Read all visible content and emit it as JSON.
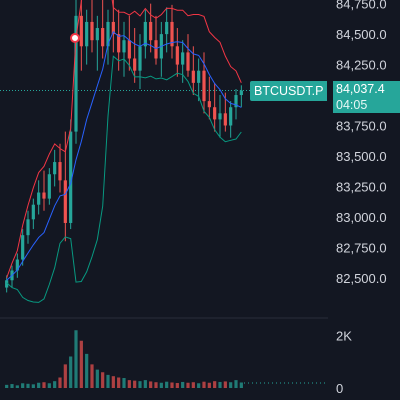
{
  "chart_data": {
    "type": "candlestick",
    "symbol": "BTCUSDT.P",
    "last_price": "84,037.4",
    "countdown": "04:05",
    "price_axis_ticks": [
      "84,750.0",
      "84,500.0",
      "84,250.0",
      "84,000.0",
      "83,750.0",
      "83,500.0",
      "83,250.0",
      "83,000.0",
      "82,750.0",
      "82,500.0"
    ],
    "price_axis_values": [
      84750,
      84500,
      84250,
      84000,
      83750,
      83500,
      83250,
      83000,
      82750,
      82500
    ],
    "volume_axis_ticks": [
      "2K",
      "0"
    ],
    "volume_axis_values": [
      2000,
      0
    ],
    "candles": [
      {
        "o": 82420,
        "h": 82520,
        "l": 82380,
        "c": 82480
      },
      {
        "o": 82480,
        "h": 82600,
        "l": 82420,
        "c": 82560
      },
      {
        "o": 82560,
        "h": 82700,
        "l": 82500,
        "c": 82650
      },
      {
        "o": 82650,
        "h": 82900,
        "l": 82600,
        "c": 82850
      },
      {
        "o": 82850,
        "h": 83050,
        "l": 82780,
        "c": 82980
      },
      {
        "o": 82980,
        "h": 83150,
        "l": 82900,
        "c": 83100
      },
      {
        "o": 83100,
        "h": 83300,
        "l": 83020,
        "c": 83200
      },
      {
        "o": 83200,
        "h": 83380,
        "l": 83050,
        "c": 83150
      },
      {
        "o": 83150,
        "h": 83400,
        "l": 83100,
        "c": 83350
      },
      {
        "o": 83350,
        "h": 83550,
        "l": 83250,
        "c": 83450
      },
      {
        "o": 83450,
        "h": 83600,
        "l": 83200,
        "c": 83300
      },
      {
        "o": 83300,
        "h": 83700,
        "l": 82800,
        "c": 82950
      },
      {
        "o": 82950,
        "h": 83800,
        "l": 82900,
        "c": 83700
      },
      {
        "o": 83700,
        "h": 84800,
        "l": 83600,
        "c": 84650
      },
      {
        "o": 84650,
        "h": 84800,
        "l": 84200,
        "c": 84400
      },
      {
        "o": 84400,
        "h": 84700,
        "l": 84250,
        "c": 84600
      },
      {
        "o": 84600,
        "h": 84780,
        "l": 84350,
        "c": 84450
      },
      {
        "o": 84450,
        "h": 84650,
        "l": 84200,
        "c": 84550
      },
      {
        "o": 84550,
        "h": 84780,
        "l": 84300,
        "c": 84400
      },
      {
        "o": 84400,
        "h": 84700,
        "l": 84250,
        "c": 84600
      },
      {
        "o": 84600,
        "h": 84780,
        "l": 84350,
        "c": 84500
      },
      {
        "o": 84500,
        "h": 84700,
        "l": 84200,
        "c": 84350
      },
      {
        "o": 84350,
        "h": 84600,
        "l": 84150,
        "c": 84450
      },
      {
        "o": 84450,
        "h": 84650,
        "l": 84200,
        "c": 84300
      },
      {
        "o": 84300,
        "h": 84550,
        "l": 84100,
        "c": 84200
      },
      {
        "o": 84200,
        "h": 84500,
        "l": 84050,
        "c": 84400
      },
      {
        "o": 84400,
        "h": 84700,
        "l": 84300,
        "c": 84600
      },
      {
        "o": 84600,
        "h": 84750,
        "l": 84350,
        "c": 84450
      },
      {
        "o": 84450,
        "h": 84650,
        "l": 84250,
        "c": 84300
      },
      {
        "o": 84300,
        "h": 84600,
        "l": 84150,
        "c": 84500
      },
      {
        "o": 84500,
        "h": 84720,
        "l": 84350,
        "c": 84600
      },
      {
        "o": 84600,
        "h": 84740,
        "l": 84300,
        "c": 84400
      },
      {
        "o": 84400,
        "h": 84550,
        "l": 84150,
        "c": 84250
      },
      {
        "o": 84250,
        "h": 84450,
        "l": 84100,
        "c": 84350
      },
      {
        "o": 84350,
        "h": 84500,
        "l": 84150,
        "c": 84200
      },
      {
        "o": 84200,
        "h": 84400,
        "l": 84000,
        "c": 84100
      },
      {
        "o": 84100,
        "h": 84300,
        "l": 83950,
        "c": 84200
      },
      {
        "o": 84200,
        "h": 84350,
        "l": 83850,
        "c": 83950
      },
      {
        "o": 83950,
        "h": 84150,
        "l": 83800,
        "c": 83900
      },
      {
        "o": 83900,
        "h": 84100,
        "l": 83700,
        "c": 83800
      },
      {
        "o": 83800,
        "h": 84000,
        "l": 83650,
        "c": 83850
      },
      {
        "o": 83850,
        "h": 84020,
        "l": 83700,
        "c": 83750
      },
      {
        "o": 83750,
        "h": 83950,
        "l": 83650,
        "c": 83900
      },
      {
        "o": 83900,
        "h": 84050,
        "l": 83800,
        "c": 84000
      },
      {
        "o": 84000,
        "h": 84080,
        "l": 83900,
        "c": 84037
      }
    ],
    "volumes": [
      120,
      150,
      100,
      180,
      160,
      140,
      200,
      220,
      180,
      260,
      400,
      900,
      1200,
      2200,
      1800,
      1300,
      900,
      700,
      600,
      500,
      450,
      400,
      380,
      300,
      280,
      260,
      300,
      250,
      220,
      200,
      240,
      210,
      190,
      230,
      200,
      220,
      180,
      240,
      200,
      260,
      230,
      250,
      220,
      300,
      210
    ],
    "indicators": [
      "bollinger-upper",
      "bollinger-basis",
      "bollinger-lower"
    ]
  },
  "colors": {
    "background": "#131722",
    "up": "#26a69a",
    "down": "#ef5350",
    "bb_upper": "#f23645",
    "bb_basis": "#2962ff",
    "bb_lower": "#089981",
    "price_tag": "#26a69a",
    "grid": "#1e222d"
  },
  "icons": {
    "alert": "alert-icon"
  }
}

*Problem statement*: Every record above should come back exactly, but without its pictures.

*Complete answer*:
Read all visible content and emit it as JSON.
{
  "chart_data": {
    "type": "candlestick",
    "symbol": "BTCUSDT.P",
    "last_price": "84,037.4",
    "countdown": "04:05",
    "price_axis_ticks": [
      "84,750.0",
      "84,500.0",
      "84,250.0",
      "84,000.0",
      "83,750.0",
      "83,500.0",
      "83,250.0",
      "83,000.0",
      "82,750.0",
      "82,500.0"
    ],
    "price_axis_values": [
      84750,
      84500,
      84250,
      84000,
      83750,
      83500,
      83250,
      83000,
      82750,
      82500
    ],
    "volume_axis_ticks": [
      "2K",
      "0"
    ],
    "volume_axis_values": [
      2000,
      0
    ],
    "candles": [
      {
        "o": 82420,
        "h": 82520,
        "l": 82380,
        "c": 82480
      },
      {
        "o": 82480,
        "h": 82600,
        "l": 82420,
        "c": 82560
      },
      {
        "o": 82560,
        "h": 82700,
        "l": 82500,
        "c": 82650
      },
      {
        "o": 82650,
        "h": 82900,
        "l": 82600,
        "c": 82850
      },
      {
        "o": 82850,
        "h": 83050,
        "l": 82780,
        "c": 82980
      },
      {
        "o": 82980,
        "h": 83150,
        "l": 82900,
        "c": 83100
      },
      {
        "o": 83100,
        "h": 83300,
        "l": 83020,
        "c": 83200
      },
      {
        "o": 83200,
        "h": 83380,
        "l": 83050,
        "c": 83150
      },
      {
        "o": 83150,
        "h": 83400,
        "l": 83100,
        "c": 83350
      },
      {
        "o": 83350,
        "h": 83550,
        "l": 83250,
        "c": 83450
      },
      {
        "o": 83450,
        "h": 83600,
        "l": 83200,
        "c": 83300
      },
      {
        "o": 83300,
        "h": 83700,
        "l": 82800,
        "c": 82950
      },
      {
        "o": 82950,
        "h": 83800,
        "l": 82900,
        "c": 83700
      },
      {
        "o": 83700,
        "h": 84800,
        "l": 83600,
        "c": 84650
      },
      {
        "o": 84650,
        "h": 84800,
        "l": 84200,
        "c": 84400
      },
      {
        "o": 84400,
        "h": 84700,
        "l": 84250,
        "c": 84600
      },
      {
        "o": 84600,
        "h": 84780,
        "l": 84350,
        "c": 84450
      },
      {
        "o": 84450,
        "h": 84650,
        "l": 84200,
        "c": 84550
      },
      {
        "o": 84550,
        "h": 84780,
        "l": 84300,
        "c": 84400
      },
      {
        "o": 84400,
        "h": 84700,
        "l": 84250,
        "c": 84600
      },
      {
        "o": 84600,
        "h": 84780,
        "l": 84350,
        "c": 84500
      },
      {
        "o": 84500,
        "h": 84700,
        "l": 84200,
        "c": 84350
      },
      {
        "o": 84350,
        "h": 84600,
        "l": 84150,
        "c": 84450
      },
      {
        "o": 84450,
        "h": 84650,
        "l": 84200,
        "c": 84300
      },
      {
        "o": 84300,
        "h": 84550,
        "l": 84100,
        "c": 84200
      },
      {
        "o": 84200,
        "h": 84500,
        "l": 84050,
        "c": 84400
      },
      {
        "o": 84400,
        "h": 84700,
        "l": 84300,
        "c": 84600
      },
      {
        "o": 84600,
        "h": 84750,
        "l": 84350,
        "c": 84450
      },
      {
        "o": 84450,
        "h": 84650,
        "l": 84250,
        "c": 84300
      },
      {
        "o": 84300,
        "h": 84600,
        "l": 84150,
        "c": 84500
      },
      {
        "o": 84500,
        "h": 84720,
        "l": 84350,
        "c": 84600
      },
      {
        "o": 84600,
        "h": 84740,
        "l": 84300,
        "c": 84400
      },
      {
        "o": 84400,
        "h": 84550,
        "l": 84150,
        "c": 84250
      },
      {
        "o": 84250,
        "h": 84450,
        "l": 84100,
        "c": 84350
      },
      {
        "o": 84350,
        "h": 84500,
        "l": 84150,
        "c": 84200
      },
      {
        "o": 84200,
        "h": 84400,
        "l": 84000,
        "c": 84100
      },
      {
        "o": 84100,
        "h": 84300,
        "l": 83950,
        "c": 84200
      },
      {
        "o": 84200,
        "h": 84350,
        "l": 83850,
        "c": 83950
      },
      {
        "o": 83950,
        "h": 84150,
        "l": 83800,
        "c": 83900
      },
      {
        "o": 83900,
        "h": 84100,
        "l": 83700,
        "c": 83800
      },
      {
        "o": 83800,
        "h": 84000,
        "l": 83650,
        "c": 83850
      },
      {
        "o": 83850,
        "h": 84020,
        "l": 83700,
        "c": 83750
      },
      {
        "o": 83750,
        "h": 83950,
        "l": 83650,
        "c": 83900
      },
      {
        "o": 83900,
        "h": 84050,
        "l": 83800,
        "c": 84000
      },
      {
        "o": 84000,
        "h": 84080,
        "l": 83900,
        "c": 84037
      }
    ],
    "volumes": [
      120,
      150,
      100,
      180,
      160,
      140,
      200,
      220,
      180,
      260,
      400,
      900,
      1200,
      2200,
      1800,
      1300,
      900,
      700,
      600,
      500,
      450,
      400,
      380,
      300,
      280,
      260,
      300,
      250,
      220,
      200,
      240,
      210,
      190,
      230,
      200,
      220,
      180,
      240,
      200,
      260,
      230,
      250,
      220,
      300,
      210
    ],
    "indicators": [
      "bollinger-upper",
      "bollinger-basis",
      "bollinger-lower"
    ]
  },
  "colors": {
    "background": "#131722",
    "up": "#26a69a",
    "down": "#ef5350",
    "bb_upper": "#f23645",
    "bb_basis": "#2962ff",
    "bb_lower": "#089981",
    "price_tag": "#26a69a",
    "grid": "#1e222d"
  },
  "icons": {
    "alert": "alert-icon"
  }
}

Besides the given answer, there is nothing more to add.